━━━ Page text ━━━
🌩

So, you’ve joined a student cluster design competition

warning: this article is, uh, kinda long. There’s a lot to talk about

Earlier this year, I roped some friends into joining me for the training round of the national Student Cluster Competition, a supercomputing competition for undergraduate students. We made it through the first round, and went on to compete in the national finals just this past week (December 2018). Somehow, we actually won, so we’re now part of the National Student Cluster Team, and going to compete in the International Student Cluster competition in Germany in 2019. Now that you know that, I should let you know that we really, really were not planning on this. We did well because we’re very generally competent and also quite lucky but there are a lot of things I would change, so I’m going to compile a list of tips, hints and tricks that you might want to use should you find yourself in this situation.

First though, under the spoiler box I’m going to put the description of the competition. If you already know how the South African cluster competition works, (perhaps you’re already signed up for it) then you could probably skip it. Otherwise, it has a few differences from some competitions such as the USA SCC, which I’ll detail in the box.

How does the SCC work

The SA SCC is a pretty straightforward affair compared to other countries. There’s a week-long training round where teams who made the initial cut will attend lectures to learn the absolute basics of cluster computing as well as a very, very brief introduction to linux basics. During this time you’ll also complete a few lab activities where you’ll set up and benchmark a virtual cluster on some kind of cloud service. You’ll have to set up a fairly comprehensive environment, complete with scheduler, user management and of course, benchmarking software packages. At the end of the training, you’ll be provided with a use case and a theoretical budget, with which you should try and design the best cluster you can and explain your reasoning.

Should you succeed here, you will be selected for the actual competition. You’ll get told another few use cases, and be provided a new budget. You’ll have to submit a design for a cluster, which will be provided to you at the start of the competition. You’ll get a few days to set up the cluster and run as many benchmarks as you can, and you’ll be scored based on how well you do relative to the best score. At the end, they’ll tally up all the scores and see who wins.
━━━ Data records ━━━
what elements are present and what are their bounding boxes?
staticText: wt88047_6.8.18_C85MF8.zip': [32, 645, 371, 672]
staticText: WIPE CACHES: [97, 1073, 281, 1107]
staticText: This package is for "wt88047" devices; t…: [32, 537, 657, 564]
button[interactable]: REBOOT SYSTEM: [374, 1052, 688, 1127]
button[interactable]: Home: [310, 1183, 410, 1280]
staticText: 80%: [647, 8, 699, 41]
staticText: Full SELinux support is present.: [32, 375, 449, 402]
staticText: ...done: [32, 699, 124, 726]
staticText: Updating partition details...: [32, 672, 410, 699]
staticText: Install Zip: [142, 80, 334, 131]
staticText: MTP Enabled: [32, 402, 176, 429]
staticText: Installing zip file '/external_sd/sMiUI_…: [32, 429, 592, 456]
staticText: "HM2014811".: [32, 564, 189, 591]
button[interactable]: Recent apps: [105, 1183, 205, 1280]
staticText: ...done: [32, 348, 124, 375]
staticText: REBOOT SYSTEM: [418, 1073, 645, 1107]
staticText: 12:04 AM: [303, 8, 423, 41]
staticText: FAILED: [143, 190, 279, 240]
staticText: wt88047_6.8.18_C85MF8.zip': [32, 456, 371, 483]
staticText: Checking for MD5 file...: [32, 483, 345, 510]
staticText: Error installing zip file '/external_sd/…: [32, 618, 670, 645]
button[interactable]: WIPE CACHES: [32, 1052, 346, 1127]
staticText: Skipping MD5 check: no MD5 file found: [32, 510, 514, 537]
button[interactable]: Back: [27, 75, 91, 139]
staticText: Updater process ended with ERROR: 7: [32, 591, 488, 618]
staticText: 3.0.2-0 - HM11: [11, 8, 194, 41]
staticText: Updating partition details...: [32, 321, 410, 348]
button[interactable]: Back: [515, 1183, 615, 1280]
━━━
§ **Task**: Retype the whole text on the student cluster competition word for word. None of the data matters here.

§ **Answer in full**:
🌩

So, you’ve joined a student cluster design competition

warning: this article is, uh, kinda long. There’s a lot to talk about

Earlier this year, I roped some friends into joining me for the training round of the national Student Cluster Competition, a supercomputing competition for undergraduate students. We made it through the first round, and went on to compete in the national finals just this past week (December 2018). Somehow, we actually won, so we’re now part of the National Student Cluster Team, and going to compete in the International Student Cluster competition in Germany in 2019. Now that you know that, I should let you know that we really, really were not planning on this. We did well because we’re very generally competent and also quite lucky but there are a lot of things I would change, so I’m going to compile a list of tips, hints and tricks that you might want to use should you find yourself in this situation.

First though, under the spoiler box I’m going to put the description of the competition. If you already know how the South African cluster competition works, (perhaps you’re already signed up for it) then you could probably skip it. Otherwise, it has a few differences from some competitions such as the USA SCC, which I’ll detail in the box.

How does the SCC work

The SA SCC is a pretty straightforward affair compared to other countries. There’s a week-long training round where teams who made the initial cut will attend lectures to learn the absolute basics of cluster computing as well as a very, very brief introduction to linux basics. During this time you’ll also complete a few lab activities where you’ll set up and benchmark a virtual cluster on some kind of cloud service. You’ll have to set up a fairly comprehensive environment, complete with scheduler, user management and of course, benchmarking software packages. At the end of the training, you’ll be provided with a use case and a theoretical budget, with which you should try and design the best cluster you can and explain your reasoning.

Should you succeed here, you will be selected for the actual competition. You’ll get told another few use cases, and be provided a new budget. You’ll have to submit a design for a cluster, which will be provided to you at the start of the competition. You’ll get a few days to set up the cluster and run as many benchmarks as you can, and you’ll be scored based on how well you do relative to the best score. At the end, they’ll tally up all the scores and see who wins.